- [What is needed] Find the line containing "Read all visible content and emit it as JSON.", then output it and every line after it through the end of the listing below, exactly as written.

(Rows from a dataset)
....................

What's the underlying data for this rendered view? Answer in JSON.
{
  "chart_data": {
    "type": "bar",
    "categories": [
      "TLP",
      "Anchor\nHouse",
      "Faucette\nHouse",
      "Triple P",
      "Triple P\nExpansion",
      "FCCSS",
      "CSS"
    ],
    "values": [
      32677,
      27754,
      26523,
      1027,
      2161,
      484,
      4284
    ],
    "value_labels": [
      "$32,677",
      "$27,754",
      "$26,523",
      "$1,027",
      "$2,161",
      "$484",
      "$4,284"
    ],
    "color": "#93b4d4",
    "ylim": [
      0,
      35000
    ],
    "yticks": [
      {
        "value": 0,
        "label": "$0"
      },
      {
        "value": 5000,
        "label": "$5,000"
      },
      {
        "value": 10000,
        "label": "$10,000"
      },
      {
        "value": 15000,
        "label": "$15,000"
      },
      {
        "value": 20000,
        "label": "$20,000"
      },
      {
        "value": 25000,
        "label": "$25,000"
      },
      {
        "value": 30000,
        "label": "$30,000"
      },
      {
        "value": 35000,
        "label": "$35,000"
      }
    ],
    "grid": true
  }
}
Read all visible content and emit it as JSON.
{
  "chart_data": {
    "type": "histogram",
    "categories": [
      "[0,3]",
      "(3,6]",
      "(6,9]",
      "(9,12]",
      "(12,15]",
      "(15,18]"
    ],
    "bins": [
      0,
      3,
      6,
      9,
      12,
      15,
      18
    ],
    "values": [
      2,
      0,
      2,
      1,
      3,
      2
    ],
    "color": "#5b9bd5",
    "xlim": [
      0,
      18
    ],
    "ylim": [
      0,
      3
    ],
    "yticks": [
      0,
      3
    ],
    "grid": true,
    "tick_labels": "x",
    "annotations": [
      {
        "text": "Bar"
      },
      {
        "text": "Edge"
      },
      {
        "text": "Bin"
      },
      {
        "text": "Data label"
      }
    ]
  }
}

....................

- [The solution]
Read all visible content and emit it as JSON.
{
  "chart_data": {
    "type": "histogram",
    "categories": [
      "[0,3]",
      "(3,6]",
      "(6,9]",
      "(9,12]",
      "(12,15]",
      "(15,18]"
    ],
    "bins": [
      0,
      3,
      6,
      9,
      12,
      15,
      18
    ],
    "values": [
      2,
      0,
      2,
      1,
      3,
      2
    ],
    "color": "#5b9bd5",
    "xlim": [
      0,
      18
    ],
    "ylim": [
      0,
      3
    ],
    "yticks": [
      0,
      3
    ],
    "grid": true,
    "tick_labels": "x",
    "annotations": [
      {
        "text": "Bar"
      },
      {
        "text": "Edge"
      },
      {
        "text": "Bin"
      },
      {
        "text": "Data label"
      }
    ]
  }
}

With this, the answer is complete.